Data lines:
※
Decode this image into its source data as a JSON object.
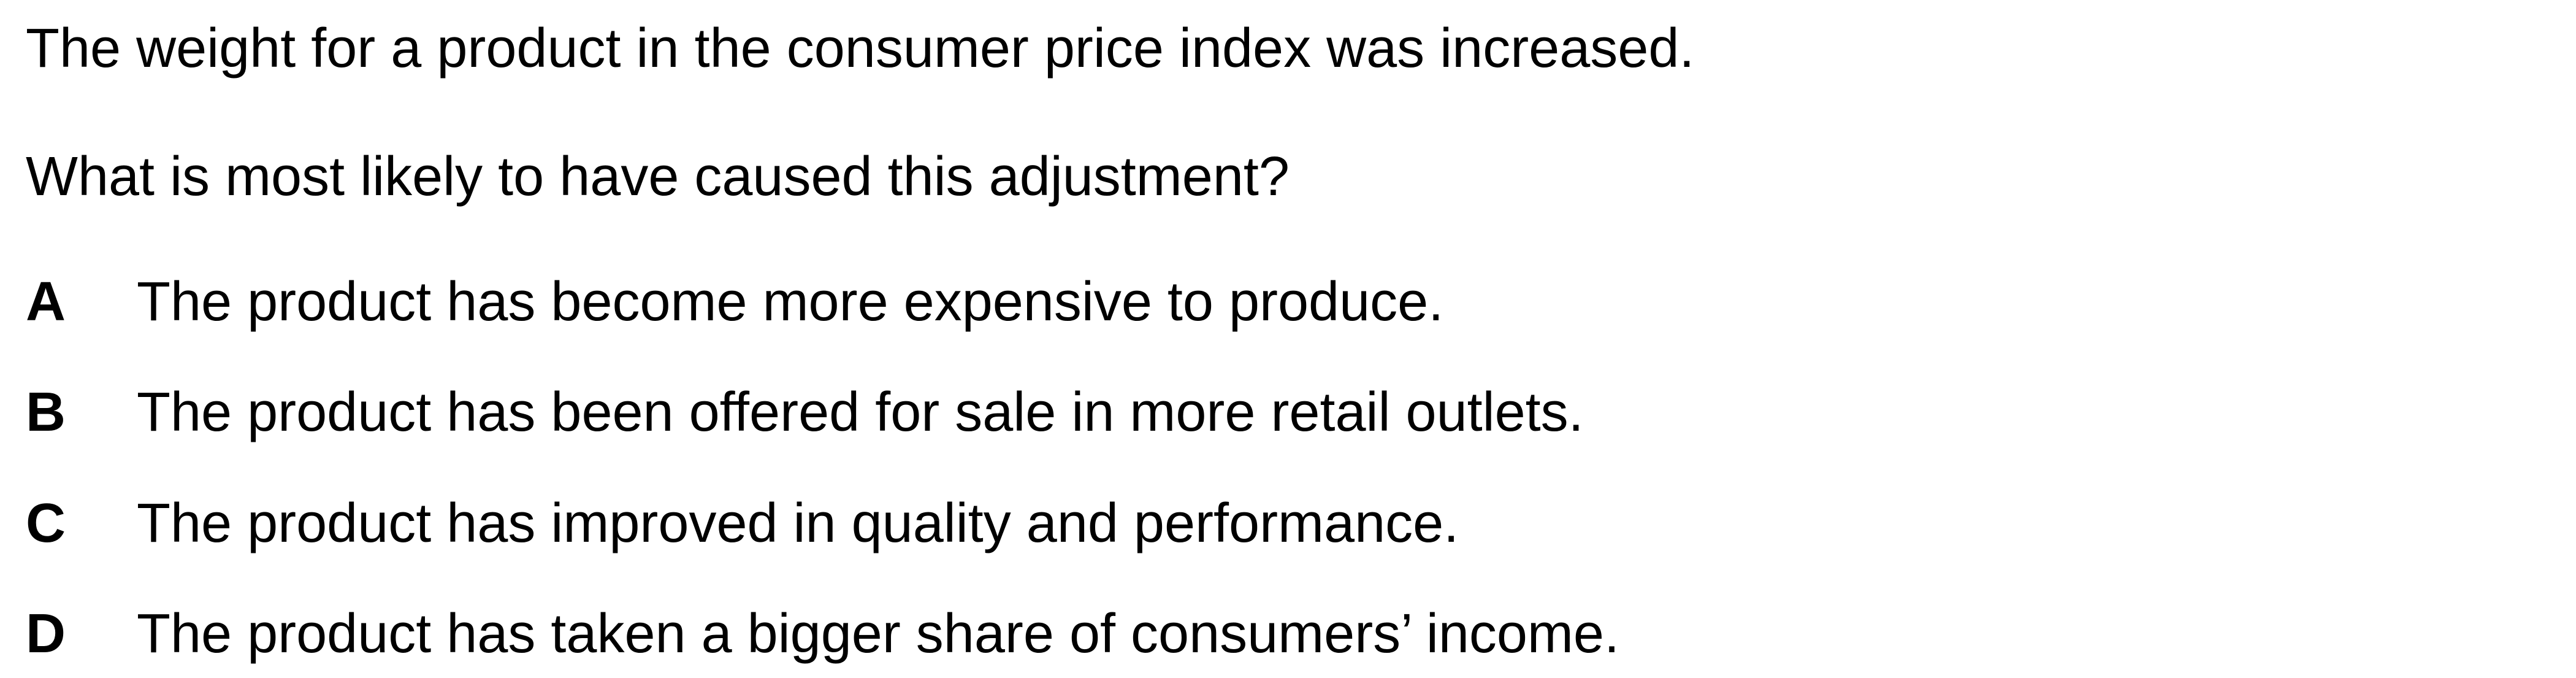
{
  "question": {
    "statement": "The weight for a product in the consumer price index was increased.",
    "prompt": "What is most likely to have caused this adjustment?",
    "options": [
      {
        "letter": "A",
        "text": "The product has become more expensive to produce."
      },
      {
        "letter": "B",
        "text": "The product has been offered for sale in more retail outlets."
      },
      {
        "letter": "C",
        "text": "The product has improved in quality and performance."
      },
      {
        "letter": "D",
        "text": "The product has taken a bigger share of consumers’ income."
      }
    ]
  }
}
※
Work to be completed: Transcribe the material exactly, leaving every picture out.

Answer below:
Decode this image into its source data as a JSON object.
{
  "question": {
    "statement": "The weight for a product in the consumer price index was increased.",
    "prompt": "What is most likely to have caused this adjustment?",
    "options": [
      {
        "letter": "A",
        "text": "The product has become more expensive to produce."
      },
      {
        "letter": "B",
        "text": "The product has been offered for sale in more retail outlets."
      },
      {
        "letter": "C",
        "text": "The product has improved in quality and performance."
      },
      {
        "letter": "D",
        "text": "The product has taken a bigger share of consumers’ income."
      }
    ]
  }
}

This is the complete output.